(Extracts from a graphics dataset)
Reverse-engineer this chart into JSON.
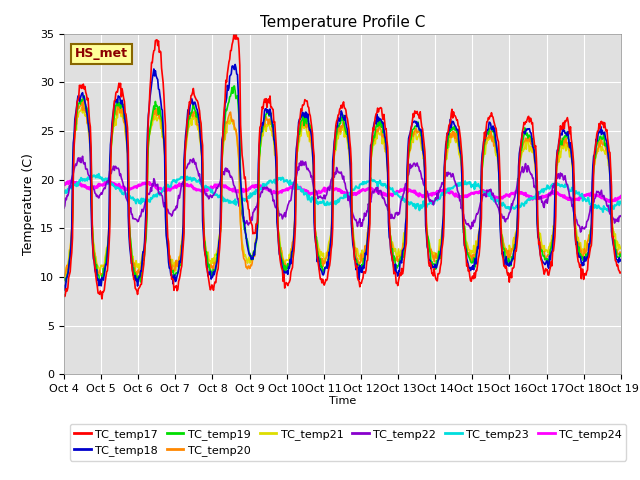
{
  "title": "Temperature Profile C",
  "xlabel": "Time",
  "ylabel": "Temperature (C)",
  "ylim": [
    0,
    35
  ],
  "annotation": "HS_met",
  "legend": [
    "TC_temp17",
    "TC_temp18",
    "TC_temp19",
    "TC_temp20",
    "TC_temp21",
    "TC_temp22",
    "TC_temp23",
    "TC_temp24"
  ],
  "colors": [
    "#ff0000",
    "#0000cc",
    "#00dd00",
    "#ff8800",
    "#dddd00",
    "#8800cc",
    "#00dddd",
    "#ff00ff"
  ],
  "line_widths": [
    1.2,
    1.2,
    1.2,
    1.2,
    1.2,
    1.2,
    1.5,
    2.0
  ],
  "bg_color": "#e0e0e0",
  "fig_bg": "#ffffff",
  "xtick_labels": [
    "Oct 4",
    "Oct 5",
    "Oct 6",
    "Oct 7",
    "Oct 8",
    "Oct 9",
    "Oct 10",
    "Oct 11",
    "Oct 12",
    "Oct 13",
    "Oct 14",
    "Oct 15",
    "Oct 16",
    "Oct 17",
    "Oct 18",
    "Oct 19"
  ],
  "grid_color": "#ffffff",
  "annotation_bg": "#ffff99",
  "annotation_border": "#886600",
  "yticks": [
    0,
    5,
    10,
    15,
    20,
    25,
    30,
    35
  ],
  "n_days": 15,
  "n_per_day": 48
}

* [REQUIRED TASK]:
The records above are to be reproduced exactly; the pictures are to be left out.

* [SOLUTION TO THIS TASK]:
Reverse-engineer this chart into JSON.
{
  "title": "Temperature Profile C",
  "xlabel": "Time",
  "ylabel": "Temperature (C)",
  "ylim": [
    0,
    35
  ],
  "annotation": "HS_met",
  "legend": [
    "TC_temp17",
    "TC_temp18",
    "TC_temp19",
    "TC_temp20",
    "TC_temp21",
    "TC_temp22",
    "TC_temp23",
    "TC_temp24"
  ],
  "colors": [
    "#ff0000",
    "#0000cc",
    "#00dd00",
    "#ff8800",
    "#dddd00",
    "#8800cc",
    "#00dddd",
    "#ff00ff"
  ],
  "line_widths": [
    1.2,
    1.2,
    1.2,
    1.2,
    1.2,
    1.2,
    1.5,
    2.0
  ],
  "bg_color": "#e0e0e0",
  "fig_bg": "#ffffff",
  "xtick_labels": [
    "Oct 4",
    "Oct 5",
    "Oct 6",
    "Oct 7",
    "Oct 8",
    "Oct 9",
    "Oct 10",
    "Oct 11",
    "Oct 12",
    "Oct 13",
    "Oct 14",
    "Oct 15",
    "Oct 16",
    "Oct 17",
    "Oct 18",
    "Oct 19"
  ],
  "grid_color": "#ffffff",
  "annotation_bg": "#ffff99",
  "annotation_border": "#886600",
  "yticks": [
    0,
    5,
    10,
    15,
    20,
    25,
    30,
    35
  ],
  "n_days": 15,
  "n_per_day": 48
}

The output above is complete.